• _Short task_
Exclude all pictures, then copy each of the records exactly as written.

• _Entries provided_
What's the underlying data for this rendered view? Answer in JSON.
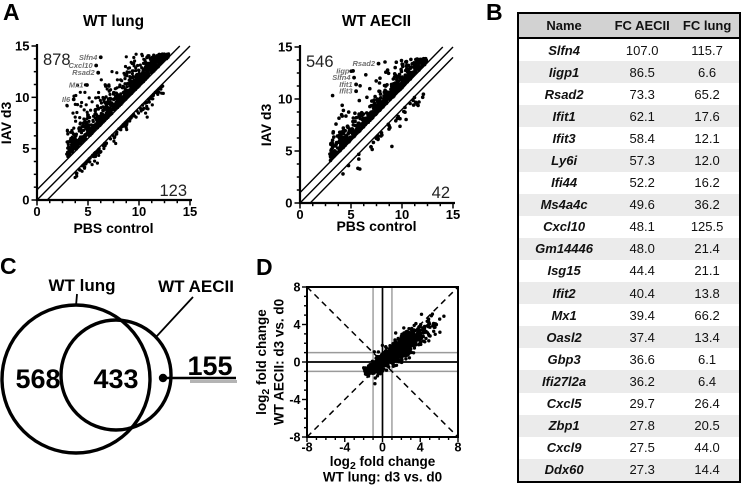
{
  "figure": {
    "panel_labels": {
      "A": "A",
      "B": "B",
      "C": "C",
      "D": "D"
    }
  },
  "table": {
    "headers": [
      "Name",
      "FC AECII",
      "FC lung"
    ],
    "rows": [
      [
        "Slfn4",
        "107.0",
        "115.7"
      ],
      [
        "Iigp1",
        "86.5",
        "6.6"
      ],
      [
        "Rsad2",
        "73.3",
        "65.2"
      ],
      [
        "Ifit1",
        "62.1",
        "17.6"
      ],
      [
        "Ifit3",
        "58.4",
        "12.1"
      ],
      [
        "Ly6i",
        "57.3",
        "12.0"
      ],
      [
        "Ifi44",
        "52.2",
        "16.2"
      ],
      [
        "Ms4a4c",
        "49.6",
        "36.2"
      ],
      [
        "Cxcl10",
        "48.1",
        "125.5"
      ],
      [
        "Gm14446",
        "48.0",
        "21.4"
      ],
      [
        "Isg15",
        "44.4",
        "21.1"
      ],
      [
        "Ifit2",
        "40.4",
        "13.8"
      ],
      [
        "Mx1",
        "39.4",
        "66.2"
      ],
      [
        "Oasl2",
        "37.4",
        "13.4"
      ],
      [
        "Gbp3",
        "36.6",
        "6.1"
      ],
      [
        "Ifi27l2a",
        "36.2",
        "6.4"
      ],
      [
        "Cxcl5",
        "29.7",
        "26.4"
      ],
      [
        "Zbp1",
        "27.8",
        "20.5"
      ],
      [
        "Cxcl9",
        "27.5",
        "44.0"
      ],
      [
        "Ddx60",
        "27.3",
        "14.4"
      ]
    ]
  },
  "chart_data": [
    {
      "id": "wt_lung_scatter",
      "type": "scatter",
      "panel": "A",
      "title": "WT lung",
      "xlabel": "PBS control",
      "ylabel": "IAV d3",
      "xlim": [
        0,
        15
      ],
      "ylim": [
        0,
        15
      ],
      "xticks": [
        0,
        5,
        10,
        15
      ],
      "yticks": [
        0,
        5,
        10,
        15
      ],
      "minor_tick_step": 1.25,
      "diagonal_offsets": [
        1,
        0,
        -1
      ],
      "count_up_label": "878",
      "count_down_label": "123",
      "gene_labels": [
        {
          "text": "Slfn4",
          "x": 6.25,
          "y": 13.9
        },
        {
          "text": "Cxcl10",
          "x": 5.8,
          "y": 13.1
        },
        {
          "text": "Rsad2",
          "x": 6.0,
          "y": 12.4
        },
        {
          "text": "Mx1",
          "x": 4.9,
          "y": 11.2
        },
        {
          "text": "Il6",
          "x": 3.6,
          "y": 9.8
        }
      ],
      "point_clouds": [
        {
          "name": "upregulated",
          "n": 878,
          "side": "above",
          "x_min": 2.9,
          "x_max": 12.9,
          "x_pow": 0.95,
          "offset": 1,
          "spread": 0.85,
          "low_x_boost": 0.22,
          "y_cap": 14.25
        },
        {
          "name": "downregulated",
          "n": 123,
          "side": "below",
          "x_min": 3.6,
          "x_max": 12.6,
          "x_pow": 0.9,
          "offset": 1,
          "spread": 0.32,
          "y_floor": 0.5
        }
      ]
    },
    {
      "id": "wt_aecii_scatter",
      "type": "scatter",
      "panel": "A",
      "title": "WT AECII",
      "xlabel": "PBS control",
      "ylabel": "IAV d3",
      "xlim": [
        0,
        15
      ],
      "ylim": [
        0,
        15
      ],
      "xticks": [
        0,
        5,
        10,
        15
      ],
      "yticks": [
        0,
        5,
        10,
        15
      ],
      "minor_tick_step": 1.25,
      "diagonal_offsets": [
        1,
        0,
        -1
      ],
      "count_up_label": "546",
      "count_down_label": "42",
      "gene_labels": [
        {
          "text": "Rsad2",
          "x": 7.7,
          "y": 13.4
        },
        {
          "text": "Iigp",
          "x": 5.2,
          "y": 12.7
        },
        {
          "text": "Slfn4",
          "x": 5.3,
          "y": 12.05
        },
        {
          "text": "Ifit1",
          "x": 5.5,
          "y": 11.4
        },
        {
          "text": "Ifit3",
          "x": 5.5,
          "y": 10.75
        }
      ],
      "point_clouds": [
        {
          "name": "upregulated",
          "n": 546,
          "side": "above",
          "x_min": 2.9,
          "x_max": 12.4,
          "x_pow": 0.95,
          "offset": 1,
          "spread": 0.8,
          "low_x_boost": 0.2,
          "y_cap": 13.9
        },
        {
          "name": "downregulated",
          "n": 42,
          "side": "below",
          "x_min": 4.2,
          "x_max": 12.2,
          "x_pow": 0.9,
          "offset": 1,
          "spread": 0.5,
          "y_floor": 0.8
        }
      ]
    },
    {
      "id": "overlap_venn",
      "type": "venn",
      "panel": "C",
      "left_label": "WT lung",
      "right_label": "WT AECII",
      "left_only": "568",
      "overlap": "433",
      "right_only": "155"
    },
    {
      "id": "fc_scatter",
      "type": "scatter",
      "panel": "D",
      "xlabel_line1_parts": [
        {
          "t": "log"
        },
        {
          "t": "2",
          "sub": true
        },
        {
          "t": " fold change"
        }
      ],
      "xlabel_line2": "WT lung: d3 vs. d0",
      "ylabel_line1_parts": [
        {
          "t": "log"
        },
        {
          "t": "2",
          "sub": true
        },
        {
          "t": " fold change"
        }
      ],
      "ylabel_line2": "WT AECII: d3 vs. d0",
      "xlim": [
        -8,
        8
      ],
      "ylim": [
        -8,
        8
      ],
      "xticks": [
        -8,
        -4,
        0,
        4,
        8
      ],
      "yticks": [
        -8,
        -4,
        0,
        4,
        8
      ],
      "minor_tick_step": 1,
      "ref_lines": {
        "solid_black": [
          0
        ],
        "gray": [
          -1,
          1
        ],
        "dashed_diagonals": true
      },
      "point_clusters": [
        {
          "n": 430,
          "cx": 2.5,
          "cy": 1.9,
          "sx": 1.3,
          "sy": 1.05,
          "corr": 0.8
        },
        {
          "n": 180,
          "cx": 1.6,
          "cy": 1.05,
          "sx": 0.55,
          "sy": 0.4,
          "corr": 0.3
        },
        {
          "n": 150,
          "cx": -0.75,
          "cy": -0.5,
          "sx": 0.6,
          "sy": 0.5,
          "corr": 0.45
        },
        {
          "n": 60,
          "cx": 0.3,
          "cy": 0.3,
          "sx": 0.7,
          "sy": 0.55,
          "corr": 0.5
        }
      ]
    }
  ]
}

• _Expected answer_
What's the underlying data for this rendered view? Answer in JSON.
{
  "figure": {
    "panel_labels": {
      "A": "A",
      "B": "B",
      "C": "C",
      "D": "D"
    }
  },
  "table": {
    "headers": [
      "Name",
      "FC AECII",
      "FC lung"
    ],
    "rows": [
      [
        "Slfn4",
        "107.0",
        "115.7"
      ],
      [
        "Iigp1",
        "86.5",
        "6.6"
      ],
      [
        "Rsad2",
        "73.3",
        "65.2"
      ],
      [
        "Ifit1",
        "62.1",
        "17.6"
      ],
      [
        "Ifit3",
        "58.4",
        "12.1"
      ],
      [
        "Ly6i",
        "57.3",
        "12.0"
      ],
      [
        "Ifi44",
        "52.2",
        "16.2"
      ],
      [
        "Ms4a4c",
        "49.6",
        "36.2"
      ],
      [
        "Cxcl10",
        "48.1",
        "125.5"
      ],
      [
        "Gm14446",
        "48.0",
        "21.4"
      ],
      [
        "Isg15",
        "44.4",
        "21.1"
      ],
      [
        "Ifit2",
        "40.4",
        "13.8"
      ],
      [
        "Mx1",
        "39.4",
        "66.2"
      ],
      [
        "Oasl2",
        "37.4",
        "13.4"
      ],
      [
        "Gbp3",
        "36.6",
        "6.1"
      ],
      [
        "Ifi27l2a",
        "36.2",
        "6.4"
      ],
      [
        "Cxcl5",
        "29.7",
        "26.4"
      ],
      [
        "Zbp1",
        "27.8",
        "20.5"
      ],
      [
        "Cxcl9",
        "27.5",
        "44.0"
      ],
      [
        "Ddx60",
        "27.3",
        "14.4"
      ]
    ]
  },
  "chart_data": [
    {
      "id": "wt_lung_scatter",
      "type": "scatter",
      "panel": "A",
      "title": "WT lung",
      "xlabel": "PBS control",
      "ylabel": "IAV d3",
      "xlim": [
        0,
        15
      ],
      "ylim": [
        0,
        15
      ],
      "xticks": [
        0,
        5,
        10,
        15
      ],
      "yticks": [
        0,
        5,
        10,
        15
      ],
      "minor_tick_step": 1.25,
      "diagonal_offsets": [
        1,
        0,
        -1
      ],
      "count_up_label": "878",
      "count_down_label": "123",
      "gene_labels": [
        {
          "text": "Slfn4",
          "x": 6.25,
          "y": 13.9
        },
        {
          "text": "Cxcl10",
          "x": 5.8,
          "y": 13.1
        },
        {
          "text": "Rsad2",
          "x": 6.0,
          "y": 12.4
        },
        {
          "text": "Mx1",
          "x": 4.9,
          "y": 11.2
        },
        {
          "text": "Il6",
          "x": 3.6,
          "y": 9.8
        }
      ],
      "point_clouds": [
        {
          "name": "upregulated",
          "n": 878,
          "side": "above",
          "x_min": 2.9,
          "x_max": 12.9,
          "x_pow": 0.95,
          "offset": 1,
          "spread": 0.85,
          "low_x_boost": 0.22,
          "y_cap": 14.25
        },
        {
          "name": "downregulated",
          "n": 123,
          "side": "below",
          "x_min": 3.6,
          "x_max": 12.6,
          "x_pow": 0.9,
          "offset": 1,
          "spread": 0.32,
          "y_floor": 0.5
        }
      ]
    },
    {
      "id": "wt_aecii_scatter",
      "type": "scatter",
      "panel": "A",
      "title": "WT AECII",
      "xlabel": "PBS control",
      "ylabel": "IAV d3",
      "xlim": [
        0,
        15
      ],
      "ylim": [
        0,
        15
      ],
      "xticks": [
        0,
        5,
        10,
        15
      ],
      "yticks": [
        0,
        5,
        10,
        15
      ],
      "minor_tick_step": 1.25,
      "diagonal_offsets": [
        1,
        0,
        -1
      ],
      "count_up_label": "546",
      "count_down_label": "42",
      "gene_labels": [
        {
          "text": "Rsad2",
          "x": 7.7,
          "y": 13.4
        },
        {
          "text": "Iigp",
          "x": 5.2,
          "y": 12.7
        },
        {
          "text": "Slfn4",
          "x": 5.3,
          "y": 12.05
        },
        {
          "text": "Ifit1",
          "x": 5.5,
          "y": 11.4
        },
        {
          "text": "Ifit3",
          "x": 5.5,
          "y": 10.75
        }
      ],
      "point_clouds": [
        {
          "name": "upregulated",
          "n": 546,
          "side": "above",
          "x_min": 2.9,
          "x_max": 12.4,
          "x_pow": 0.95,
          "offset": 1,
          "spread": 0.8,
          "low_x_boost": 0.2,
          "y_cap": 13.9
        },
        {
          "name": "downregulated",
          "n": 42,
          "side": "below",
          "x_min": 4.2,
          "x_max": 12.2,
          "x_pow": 0.9,
          "offset": 1,
          "spread": 0.5,
          "y_floor": 0.8
        }
      ]
    },
    {
      "id": "overlap_venn",
      "type": "venn",
      "panel": "C",
      "left_label": "WT lung",
      "right_label": "WT AECII",
      "left_only": "568",
      "overlap": "433",
      "right_only": "155"
    },
    {
      "id": "fc_scatter",
      "type": "scatter",
      "panel": "D",
      "xlabel_line1_parts": [
        {
          "t": "log"
        },
        {
          "t": "2",
          "sub": true
        },
        {
          "t": " fold change"
        }
      ],
      "xlabel_line2": "WT lung: d3 vs. d0",
      "ylabel_line1_parts": [
        {
          "t": "log"
        },
        {
          "t": "2",
          "sub": true
        },
        {
          "t": " fold change"
        }
      ],
      "ylabel_line2": "WT AECII: d3 vs. d0",
      "xlim": [
        -8,
        8
      ],
      "ylim": [
        -8,
        8
      ],
      "xticks": [
        -8,
        -4,
        0,
        4,
        8
      ],
      "yticks": [
        -8,
        -4,
        0,
        4,
        8
      ],
      "minor_tick_step": 1,
      "ref_lines": {
        "solid_black": [
          0
        ],
        "gray": [
          -1,
          1
        ],
        "dashed_diagonals": true
      },
      "point_clusters": [
        {
          "n": 430,
          "cx": 2.5,
          "cy": 1.9,
          "sx": 1.3,
          "sy": 1.05,
          "corr": 0.8
        },
        {
          "n": 180,
          "cx": 1.6,
          "cy": 1.05,
          "sx": 0.55,
          "sy": 0.4,
          "corr": 0.3
        },
        {
          "n": 150,
          "cx": -0.75,
          "cy": -0.5,
          "sx": 0.6,
          "sy": 0.5,
          "corr": 0.45
        },
        {
          "n": 60,
          "cx": 0.3,
          "cy": 0.3,
          "sx": 0.7,
          "sy": 0.55,
          "corr": 0.5
        }
      ]
    }
  ]
}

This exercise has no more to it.